═══ Rows ═══

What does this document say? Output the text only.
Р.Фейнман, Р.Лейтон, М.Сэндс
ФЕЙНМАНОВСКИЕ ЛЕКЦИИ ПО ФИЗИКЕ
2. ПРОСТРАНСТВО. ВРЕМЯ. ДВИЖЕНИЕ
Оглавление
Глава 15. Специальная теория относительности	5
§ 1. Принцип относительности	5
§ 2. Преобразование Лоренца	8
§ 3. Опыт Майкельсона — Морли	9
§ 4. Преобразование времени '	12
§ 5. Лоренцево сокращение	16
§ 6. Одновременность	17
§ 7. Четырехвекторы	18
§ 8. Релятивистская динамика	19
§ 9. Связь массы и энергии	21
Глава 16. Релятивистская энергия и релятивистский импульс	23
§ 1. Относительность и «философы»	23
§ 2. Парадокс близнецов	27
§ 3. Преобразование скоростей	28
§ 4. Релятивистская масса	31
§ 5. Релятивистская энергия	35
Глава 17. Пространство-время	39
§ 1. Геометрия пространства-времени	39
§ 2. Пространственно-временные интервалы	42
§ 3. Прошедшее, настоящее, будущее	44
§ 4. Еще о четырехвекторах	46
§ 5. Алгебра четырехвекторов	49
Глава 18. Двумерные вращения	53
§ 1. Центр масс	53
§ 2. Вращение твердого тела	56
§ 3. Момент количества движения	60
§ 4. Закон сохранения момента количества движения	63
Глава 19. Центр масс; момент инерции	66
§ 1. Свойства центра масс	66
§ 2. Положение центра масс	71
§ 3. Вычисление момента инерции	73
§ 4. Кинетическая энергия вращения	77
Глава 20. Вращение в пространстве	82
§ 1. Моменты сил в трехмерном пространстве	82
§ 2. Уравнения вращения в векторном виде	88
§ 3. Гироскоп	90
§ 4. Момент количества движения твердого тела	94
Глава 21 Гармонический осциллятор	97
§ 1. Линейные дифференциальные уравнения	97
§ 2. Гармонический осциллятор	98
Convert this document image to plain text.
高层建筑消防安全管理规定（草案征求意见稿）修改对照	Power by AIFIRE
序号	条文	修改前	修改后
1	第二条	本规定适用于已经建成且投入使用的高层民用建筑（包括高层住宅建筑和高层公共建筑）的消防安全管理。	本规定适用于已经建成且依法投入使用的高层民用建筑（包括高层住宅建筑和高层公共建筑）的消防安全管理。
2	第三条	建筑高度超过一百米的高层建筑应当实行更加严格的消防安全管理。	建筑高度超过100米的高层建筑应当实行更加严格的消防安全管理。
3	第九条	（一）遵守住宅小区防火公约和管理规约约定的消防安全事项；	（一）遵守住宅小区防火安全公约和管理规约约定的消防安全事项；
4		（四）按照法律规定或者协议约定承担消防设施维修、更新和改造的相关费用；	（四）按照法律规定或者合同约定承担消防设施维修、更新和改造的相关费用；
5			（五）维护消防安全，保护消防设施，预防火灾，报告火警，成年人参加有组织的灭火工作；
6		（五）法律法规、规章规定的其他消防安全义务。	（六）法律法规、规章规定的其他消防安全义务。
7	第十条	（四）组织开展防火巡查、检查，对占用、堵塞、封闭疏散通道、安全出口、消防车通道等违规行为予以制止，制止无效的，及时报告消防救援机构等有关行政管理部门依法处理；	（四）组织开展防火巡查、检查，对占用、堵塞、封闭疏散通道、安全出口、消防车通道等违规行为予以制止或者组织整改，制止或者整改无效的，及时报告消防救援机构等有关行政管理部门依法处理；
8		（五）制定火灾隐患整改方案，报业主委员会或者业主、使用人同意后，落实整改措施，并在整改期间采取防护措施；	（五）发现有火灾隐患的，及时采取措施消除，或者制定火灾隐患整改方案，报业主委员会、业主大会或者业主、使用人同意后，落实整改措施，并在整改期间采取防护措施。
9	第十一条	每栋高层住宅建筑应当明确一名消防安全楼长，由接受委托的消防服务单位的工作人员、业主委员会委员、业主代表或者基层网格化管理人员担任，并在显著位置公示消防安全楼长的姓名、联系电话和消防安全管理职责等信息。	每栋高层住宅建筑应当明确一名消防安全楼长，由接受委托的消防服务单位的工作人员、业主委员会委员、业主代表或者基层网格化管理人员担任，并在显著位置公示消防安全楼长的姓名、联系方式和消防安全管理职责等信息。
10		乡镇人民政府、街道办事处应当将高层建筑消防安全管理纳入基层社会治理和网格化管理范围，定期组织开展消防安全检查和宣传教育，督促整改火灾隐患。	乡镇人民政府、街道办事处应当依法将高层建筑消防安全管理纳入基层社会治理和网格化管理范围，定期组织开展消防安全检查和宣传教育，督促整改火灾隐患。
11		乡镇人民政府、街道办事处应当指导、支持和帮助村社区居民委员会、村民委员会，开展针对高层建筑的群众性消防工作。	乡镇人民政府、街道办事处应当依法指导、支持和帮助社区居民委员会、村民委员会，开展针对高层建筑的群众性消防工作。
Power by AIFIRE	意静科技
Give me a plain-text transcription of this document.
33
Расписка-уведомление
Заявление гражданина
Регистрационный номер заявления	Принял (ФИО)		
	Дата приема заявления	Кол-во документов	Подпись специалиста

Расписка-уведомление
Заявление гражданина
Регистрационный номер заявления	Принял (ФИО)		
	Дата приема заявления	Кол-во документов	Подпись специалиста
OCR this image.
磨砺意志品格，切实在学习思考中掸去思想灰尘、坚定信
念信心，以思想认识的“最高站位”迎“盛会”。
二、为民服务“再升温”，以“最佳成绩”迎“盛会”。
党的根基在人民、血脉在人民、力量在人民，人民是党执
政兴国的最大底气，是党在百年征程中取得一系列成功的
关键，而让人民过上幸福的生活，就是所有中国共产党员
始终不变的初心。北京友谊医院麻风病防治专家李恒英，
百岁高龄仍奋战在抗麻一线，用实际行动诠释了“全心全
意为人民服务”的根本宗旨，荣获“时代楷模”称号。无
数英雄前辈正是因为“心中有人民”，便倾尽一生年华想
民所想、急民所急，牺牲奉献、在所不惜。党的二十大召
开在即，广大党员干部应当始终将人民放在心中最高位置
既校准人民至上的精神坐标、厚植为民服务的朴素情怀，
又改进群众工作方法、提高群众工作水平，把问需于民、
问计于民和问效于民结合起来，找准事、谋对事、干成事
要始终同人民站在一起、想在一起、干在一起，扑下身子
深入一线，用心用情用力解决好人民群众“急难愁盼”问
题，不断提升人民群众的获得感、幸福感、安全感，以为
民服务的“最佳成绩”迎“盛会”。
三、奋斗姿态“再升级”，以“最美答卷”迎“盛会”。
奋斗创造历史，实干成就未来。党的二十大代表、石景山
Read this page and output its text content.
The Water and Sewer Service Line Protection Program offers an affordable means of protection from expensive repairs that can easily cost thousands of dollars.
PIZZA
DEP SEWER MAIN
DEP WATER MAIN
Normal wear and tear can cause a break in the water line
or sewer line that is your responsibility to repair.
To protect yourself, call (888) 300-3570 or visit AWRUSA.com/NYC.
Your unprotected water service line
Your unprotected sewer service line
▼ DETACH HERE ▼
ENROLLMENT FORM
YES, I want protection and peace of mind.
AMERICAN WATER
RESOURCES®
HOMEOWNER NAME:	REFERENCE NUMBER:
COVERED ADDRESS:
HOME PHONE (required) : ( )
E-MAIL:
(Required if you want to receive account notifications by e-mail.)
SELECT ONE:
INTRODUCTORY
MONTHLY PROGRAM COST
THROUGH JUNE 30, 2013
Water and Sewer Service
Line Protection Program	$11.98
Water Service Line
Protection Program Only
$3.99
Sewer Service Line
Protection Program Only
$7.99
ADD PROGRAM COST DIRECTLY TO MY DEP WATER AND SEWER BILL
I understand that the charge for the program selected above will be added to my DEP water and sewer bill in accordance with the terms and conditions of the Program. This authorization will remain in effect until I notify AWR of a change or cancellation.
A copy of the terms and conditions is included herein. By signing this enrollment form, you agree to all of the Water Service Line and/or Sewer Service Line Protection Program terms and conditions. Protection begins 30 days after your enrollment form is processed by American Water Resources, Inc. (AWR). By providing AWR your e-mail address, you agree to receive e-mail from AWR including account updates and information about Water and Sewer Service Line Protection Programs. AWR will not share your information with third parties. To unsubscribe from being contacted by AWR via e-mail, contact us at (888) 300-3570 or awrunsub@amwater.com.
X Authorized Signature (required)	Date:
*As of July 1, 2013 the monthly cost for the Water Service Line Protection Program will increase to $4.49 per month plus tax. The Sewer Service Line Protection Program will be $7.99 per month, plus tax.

═══

Identify each line in the entries with the word "want" and copy it.

Result of the exercise:
YES, I want protection and peace of mind.
(Required if you want to receive account notifications by e-mail.)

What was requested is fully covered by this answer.